→ **What the task requires**: Every record below is to be retyped exactly.

→ **Dataset records**:
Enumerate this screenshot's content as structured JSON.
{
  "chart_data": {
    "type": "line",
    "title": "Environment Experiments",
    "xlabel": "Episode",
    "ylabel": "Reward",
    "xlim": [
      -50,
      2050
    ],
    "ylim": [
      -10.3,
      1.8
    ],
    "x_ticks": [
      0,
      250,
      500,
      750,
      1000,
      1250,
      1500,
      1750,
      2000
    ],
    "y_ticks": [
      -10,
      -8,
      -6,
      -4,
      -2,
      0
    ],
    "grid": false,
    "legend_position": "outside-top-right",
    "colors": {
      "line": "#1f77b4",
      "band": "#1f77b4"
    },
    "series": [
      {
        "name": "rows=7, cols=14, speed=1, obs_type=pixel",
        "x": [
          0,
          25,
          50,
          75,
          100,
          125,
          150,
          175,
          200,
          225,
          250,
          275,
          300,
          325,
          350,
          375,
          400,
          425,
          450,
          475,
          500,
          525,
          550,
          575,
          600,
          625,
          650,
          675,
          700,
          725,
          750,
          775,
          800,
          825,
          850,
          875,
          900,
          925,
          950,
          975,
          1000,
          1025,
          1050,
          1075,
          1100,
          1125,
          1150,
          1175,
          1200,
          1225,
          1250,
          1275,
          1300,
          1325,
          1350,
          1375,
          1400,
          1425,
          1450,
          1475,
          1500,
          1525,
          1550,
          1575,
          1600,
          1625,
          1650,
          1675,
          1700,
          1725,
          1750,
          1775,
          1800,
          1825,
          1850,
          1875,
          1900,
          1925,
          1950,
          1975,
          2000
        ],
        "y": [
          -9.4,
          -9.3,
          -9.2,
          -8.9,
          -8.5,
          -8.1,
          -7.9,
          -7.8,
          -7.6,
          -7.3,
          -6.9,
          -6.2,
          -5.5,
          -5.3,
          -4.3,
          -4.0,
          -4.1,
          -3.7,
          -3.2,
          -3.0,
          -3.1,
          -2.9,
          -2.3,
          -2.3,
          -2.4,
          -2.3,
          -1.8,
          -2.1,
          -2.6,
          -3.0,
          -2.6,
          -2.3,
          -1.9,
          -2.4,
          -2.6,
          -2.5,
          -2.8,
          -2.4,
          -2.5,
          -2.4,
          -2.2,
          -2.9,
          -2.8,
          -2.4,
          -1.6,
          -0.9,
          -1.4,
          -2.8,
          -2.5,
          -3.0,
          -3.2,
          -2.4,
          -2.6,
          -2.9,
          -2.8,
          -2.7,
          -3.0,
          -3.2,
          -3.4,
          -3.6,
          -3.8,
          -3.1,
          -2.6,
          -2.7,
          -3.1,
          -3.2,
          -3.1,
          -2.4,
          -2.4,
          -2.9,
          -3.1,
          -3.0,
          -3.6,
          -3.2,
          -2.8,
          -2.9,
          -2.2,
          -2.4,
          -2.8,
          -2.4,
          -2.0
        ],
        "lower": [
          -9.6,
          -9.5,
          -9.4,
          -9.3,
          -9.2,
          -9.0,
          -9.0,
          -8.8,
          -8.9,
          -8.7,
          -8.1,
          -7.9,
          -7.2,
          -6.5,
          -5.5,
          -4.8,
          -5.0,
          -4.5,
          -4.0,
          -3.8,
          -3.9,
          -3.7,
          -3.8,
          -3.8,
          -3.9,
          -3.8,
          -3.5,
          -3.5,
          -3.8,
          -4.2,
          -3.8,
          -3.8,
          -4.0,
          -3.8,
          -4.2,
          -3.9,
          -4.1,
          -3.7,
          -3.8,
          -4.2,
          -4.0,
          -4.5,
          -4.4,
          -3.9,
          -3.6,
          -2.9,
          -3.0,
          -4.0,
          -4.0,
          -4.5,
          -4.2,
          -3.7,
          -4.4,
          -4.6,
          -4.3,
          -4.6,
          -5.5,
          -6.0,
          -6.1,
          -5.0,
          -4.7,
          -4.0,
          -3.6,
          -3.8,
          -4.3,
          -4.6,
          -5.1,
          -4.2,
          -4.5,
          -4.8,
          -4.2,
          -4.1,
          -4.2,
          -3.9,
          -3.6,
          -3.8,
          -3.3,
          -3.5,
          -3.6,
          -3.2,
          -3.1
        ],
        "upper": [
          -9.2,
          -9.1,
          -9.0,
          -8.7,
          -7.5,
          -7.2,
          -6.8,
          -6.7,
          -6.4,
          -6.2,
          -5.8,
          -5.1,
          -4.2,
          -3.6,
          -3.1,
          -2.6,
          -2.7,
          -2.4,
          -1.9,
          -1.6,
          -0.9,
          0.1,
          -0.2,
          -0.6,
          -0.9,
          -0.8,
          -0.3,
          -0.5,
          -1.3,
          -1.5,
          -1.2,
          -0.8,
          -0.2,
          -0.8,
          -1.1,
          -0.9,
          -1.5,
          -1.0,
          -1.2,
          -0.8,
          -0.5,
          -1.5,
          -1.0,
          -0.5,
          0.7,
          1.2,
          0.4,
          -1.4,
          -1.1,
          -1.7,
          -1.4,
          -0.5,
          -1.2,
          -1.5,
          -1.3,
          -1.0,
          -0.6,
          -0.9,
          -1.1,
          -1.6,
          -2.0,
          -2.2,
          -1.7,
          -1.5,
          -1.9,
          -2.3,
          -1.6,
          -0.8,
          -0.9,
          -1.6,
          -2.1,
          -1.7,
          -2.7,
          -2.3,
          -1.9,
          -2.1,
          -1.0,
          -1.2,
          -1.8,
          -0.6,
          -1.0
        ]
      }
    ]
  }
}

→ **Full response**:
Enumerate this screenshot's content as structured JSON.
{
  "chart_data": {
    "type": "line",
    "title": "Environment Experiments",
    "xlabel": "Episode",
    "ylabel": "Reward",
    "xlim": [
      -50,
      2050
    ],
    "ylim": [
      -10.3,
      1.8
    ],
    "x_ticks": [
      0,
      250,
      500,
      750,
      1000,
      1250,
      1500,
      1750,
      2000
    ],
    "y_ticks": [
      -10,
      -8,
      -6,
      -4,
      -2,
      0
    ],
    "grid": false,
    "legend_position": "outside-top-right",
    "colors": {
      "line": "#1f77b4",
      "band": "#1f77b4"
    },
    "series": [
      {
        "name": "rows=7, cols=14, speed=1, obs_type=pixel",
        "x": [
          0,
          25,
          50,
          75,
          100,
          125,
          150,
          175,
          200,
          225,
          250,
          275,
          300,
          325,
          350,
          375,
          400,
          425,
          450,
          475,
          500,
          525,
          550,
          575,
          600,
          625,
          650,
          675,
          700,
          725,
          750,
          775,
          800,
          825,
          850,
          875,
          900,
          925,
          950,
          975,
          1000,
          1025,
          1050,
          1075,
          1100,
          1125,
          1150,
          1175,
          1200,
          1225,
          1250,
          1275,
          1300,
          1325,
          1350,
          1375,
          1400,
          1425,
          1450,
          1475,
          1500,
          1525,
          1550,
          1575,
          1600,
          1625,
          1650,
          1675,
          1700,
          1725,
          1750,
          1775,
          1800,
          1825,
          1850,
          1875,
          1900,
          1925,
          1950,
          1975,
          2000
        ],
        "y": [
          -9.4,
          -9.3,
          -9.2,
          -8.9,
          -8.5,
          -8.1,
          -7.9,
          -7.8,
          -7.6,
          -7.3,
          -6.9,
          -6.2,
          -5.5,
          -5.3,
          -4.3,
          -4.0,
          -4.1,
          -3.7,
          -3.2,
          -3.0,
          -3.1,
          -2.9,
          -2.3,
          -2.3,
          -2.4,
          -2.3,
          -1.8,
          -2.1,
          -2.6,
          -3.0,
          -2.6,
          -2.3,
          -1.9,
          -2.4,
          -2.6,
          -2.5,
          -2.8,
          -2.4,
          -2.5,
          -2.4,
          -2.2,
          -2.9,
          -2.8,
          -2.4,
          -1.6,
          -0.9,
          -1.4,
          -2.8,
          -2.5,
          -3.0,
          -3.2,
          -2.4,
          -2.6,
          -2.9,
          -2.8,
          -2.7,
          -3.0,
          -3.2,
          -3.4,
          -3.6,
          -3.8,
          -3.1,
          -2.6,
          -2.7,
          -3.1,
          -3.2,
          -3.1,
          -2.4,
          -2.4,
          -2.9,
          -3.1,
          -3.0,
          -3.6,
          -3.2,
          -2.8,
          -2.9,
          -2.2,
          -2.4,
          -2.8,
          -2.4,
          -2.0
        ],
        "lower": [
          -9.6,
          -9.5,
          -9.4,
          -9.3,
          -9.2,
          -9.0,
          -9.0,
          -8.8,
          -8.9,
          -8.7,
          -8.1,
          -7.9,
          -7.2,
          -6.5,
          -5.5,
          -4.8,
          -5.0,
          -4.5,
          -4.0,
          -3.8,
          -3.9,
          -3.7,
          -3.8,
          -3.8,
          -3.9,
          -3.8,
          -3.5,
          -3.5,
          -3.8,
          -4.2,
          -3.8,
          -3.8,
          -4.0,
          -3.8,
          -4.2,
          -3.9,
          -4.1,
          -3.7,
          -3.8,
          -4.2,
          -4.0,
          -4.5,
          -4.4,
          -3.9,
          -3.6,
          -2.9,
          -3.0,
          -4.0,
          -4.0,
          -4.5,
          -4.2,
          -3.7,
          -4.4,
          -4.6,
          -4.3,
          -4.6,
          -5.5,
          -6.0,
          -6.1,
          -5.0,
          -4.7,
          -4.0,
          -3.6,
          -3.8,
          -4.3,
          -4.6,
          -5.1,
          -4.2,
          -4.5,
          -4.8,
          -4.2,
          -4.1,
          -4.2,
          -3.9,
          -3.6,
          -3.8,
          -3.3,
          -3.5,
          -3.6,
          -3.2,
          -3.1
        ],
        "upper": [
          -9.2,
          -9.1,
          -9.0,
          -8.7,
          -7.5,
          -7.2,
          -6.8,
          -6.7,
          -6.4,
          -6.2,
          -5.8,
          -5.1,
          -4.2,
          -3.6,
          -3.1,
          -2.6,
          -2.7,
          -2.4,
          -1.9,
          -1.6,
          -0.9,
          0.1,
          -0.2,
          -0.6,
          -0.9,
          -0.8,
          -0.3,
          -0.5,
          -1.3,
          -1.5,
          -1.2,
          -0.8,
          -0.2,
          -0.8,
          -1.1,
          -0.9,
          -1.5,
          -1.0,
          -1.2,
          -0.8,
          -0.5,
          -1.5,
          -1.0,
          -0.5,
          0.7,
          1.2,
          0.4,
          -1.4,
          -1.1,
          -1.7,
          -1.4,
          -0.5,
          -1.2,
          -1.5,
          -1.3,
          -1.0,
          -0.6,
          -0.9,
          -1.1,
          -1.6,
          -2.0,
          -2.2,
          -1.7,
          -1.5,
          -1.9,
          -2.3,
          -1.6,
          -0.8,
          -0.9,
          -1.6,
          -2.1,
          -1.7,
          -2.7,
          -2.3,
          -1.9,
          -2.1,
          -1.0,
          -1.2,
          -1.8,
          -0.6,
          -1.0
        ]
      }
    ]
  }
}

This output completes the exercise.